REQUIREMENTS: Retype exactly the lines below, starting with the line that contains "Serialize everything readable" and ending with the last line; leave out any pictures.

EXERCISE INPUT:
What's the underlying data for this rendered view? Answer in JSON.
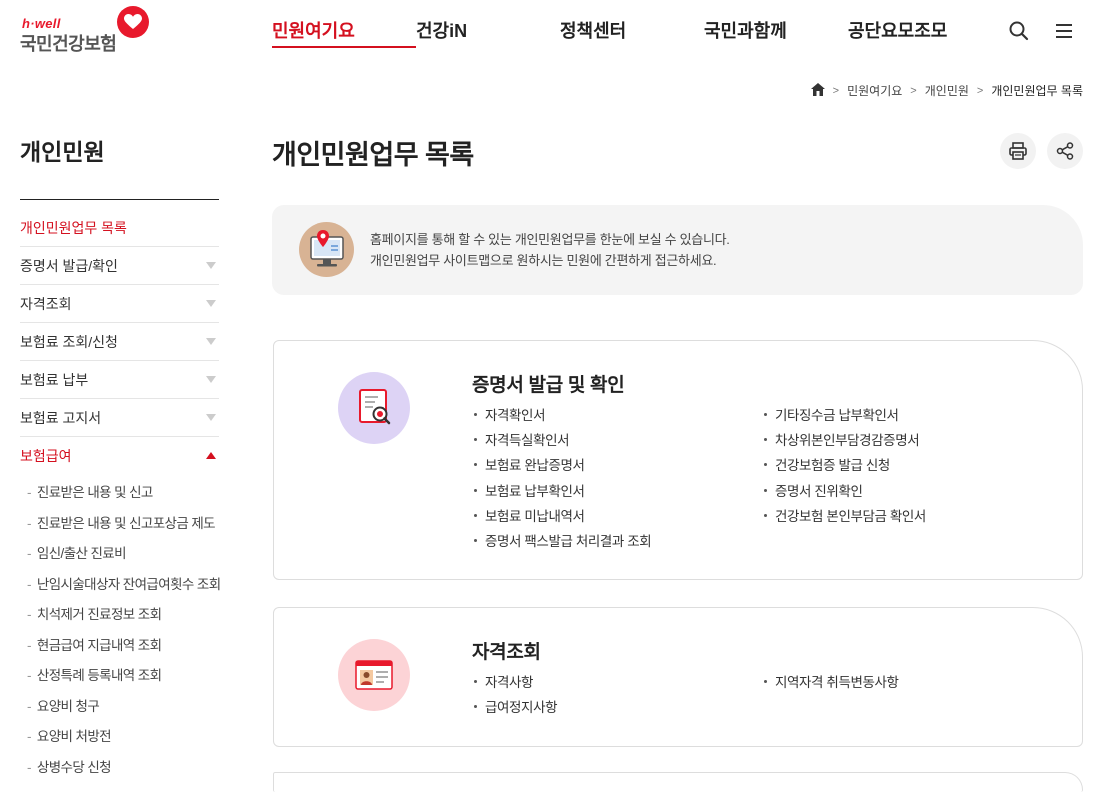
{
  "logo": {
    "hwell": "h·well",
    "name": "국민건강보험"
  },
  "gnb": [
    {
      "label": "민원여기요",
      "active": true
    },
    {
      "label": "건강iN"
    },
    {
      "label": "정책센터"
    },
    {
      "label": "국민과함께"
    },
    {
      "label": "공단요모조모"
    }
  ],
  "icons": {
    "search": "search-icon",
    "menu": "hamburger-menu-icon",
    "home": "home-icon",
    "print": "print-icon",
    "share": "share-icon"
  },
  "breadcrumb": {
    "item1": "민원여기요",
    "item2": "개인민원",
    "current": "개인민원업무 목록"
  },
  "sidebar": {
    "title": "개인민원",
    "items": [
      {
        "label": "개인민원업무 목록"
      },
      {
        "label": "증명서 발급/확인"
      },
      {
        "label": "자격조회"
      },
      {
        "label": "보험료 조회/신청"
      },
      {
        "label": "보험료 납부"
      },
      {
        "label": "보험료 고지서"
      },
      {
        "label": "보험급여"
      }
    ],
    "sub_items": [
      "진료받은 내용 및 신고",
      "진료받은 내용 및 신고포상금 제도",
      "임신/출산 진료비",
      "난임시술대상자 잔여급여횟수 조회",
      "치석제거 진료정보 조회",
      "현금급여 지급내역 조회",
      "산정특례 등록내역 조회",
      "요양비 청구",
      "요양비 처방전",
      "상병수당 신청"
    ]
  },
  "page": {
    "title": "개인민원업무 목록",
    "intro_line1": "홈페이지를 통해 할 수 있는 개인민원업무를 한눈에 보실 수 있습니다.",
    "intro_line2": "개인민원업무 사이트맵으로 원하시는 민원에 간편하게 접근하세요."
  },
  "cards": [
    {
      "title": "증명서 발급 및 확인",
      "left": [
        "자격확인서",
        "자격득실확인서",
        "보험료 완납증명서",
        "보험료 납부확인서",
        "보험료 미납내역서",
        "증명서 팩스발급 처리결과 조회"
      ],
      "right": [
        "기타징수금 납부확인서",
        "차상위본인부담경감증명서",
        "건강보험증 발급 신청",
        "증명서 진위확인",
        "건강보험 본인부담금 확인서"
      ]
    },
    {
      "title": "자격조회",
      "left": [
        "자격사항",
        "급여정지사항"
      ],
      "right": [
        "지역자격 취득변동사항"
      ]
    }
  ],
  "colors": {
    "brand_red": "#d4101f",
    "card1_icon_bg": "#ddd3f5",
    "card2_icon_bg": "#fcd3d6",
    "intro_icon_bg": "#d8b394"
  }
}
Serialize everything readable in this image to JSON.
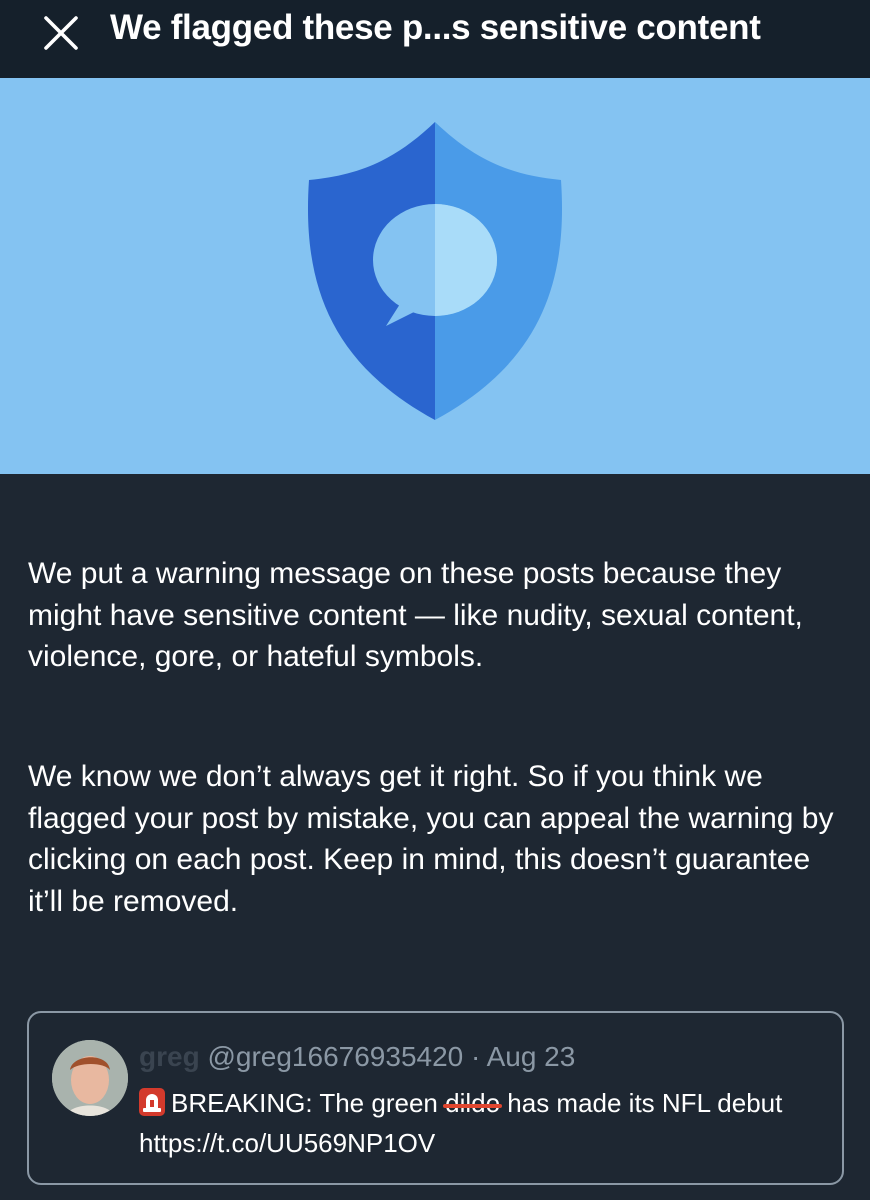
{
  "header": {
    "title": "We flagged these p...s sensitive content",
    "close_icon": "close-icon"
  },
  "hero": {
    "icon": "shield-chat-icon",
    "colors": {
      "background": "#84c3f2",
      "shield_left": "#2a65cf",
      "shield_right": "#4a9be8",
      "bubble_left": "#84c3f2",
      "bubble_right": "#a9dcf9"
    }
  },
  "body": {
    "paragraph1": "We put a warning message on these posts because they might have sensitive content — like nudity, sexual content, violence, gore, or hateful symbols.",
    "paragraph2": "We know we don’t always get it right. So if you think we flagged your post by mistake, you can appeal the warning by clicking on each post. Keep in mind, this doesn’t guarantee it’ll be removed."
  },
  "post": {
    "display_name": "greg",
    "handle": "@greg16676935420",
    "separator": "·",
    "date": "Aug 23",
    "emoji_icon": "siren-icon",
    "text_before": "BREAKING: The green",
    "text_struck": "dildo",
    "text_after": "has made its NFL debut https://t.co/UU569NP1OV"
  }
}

CORRECT OUTPUT:
Serialize everything readable in this image to JSON.
{
  "header": {
    "title": "We flagged these p...s sensitive content",
    "close_icon": "close-icon"
  },
  "hero": {
    "icon": "shield-chat-icon",
    "colors": {
      "background": "#84c3f2",
      "shield_left": "#2a65cf",
      "shield_right": "#4a9be8",
      "bubble_left": "#84c3f2",
      "bubble_right": "#a9dcf9"
    }
  },
  "body": {
    "paragraph1": "We put a warning message on these posts because they might have sensitive content — like nudity, sexual content, violence, gore, or hateful symbols.",
    "paragraph2": "We know we don’t always get it right. So if you think we flagged your post by mistake, you can appeal the warning by clicking on each post. Keep in mind, this doesn’t guarantee it’ll be removed."
  },
  "post": {
    "display_name": "greg",
    "handle": "@greg16676935420",
    "separator": "·",
    "date": "Aug 23",
    "emoji_icon": "siren-icon",
    "text_before": "BREAKING: The green",
    "text_struck": "dildo",
    "text_after": "has made its NFL debut https://t.co/UU569NP1OV"
  }
}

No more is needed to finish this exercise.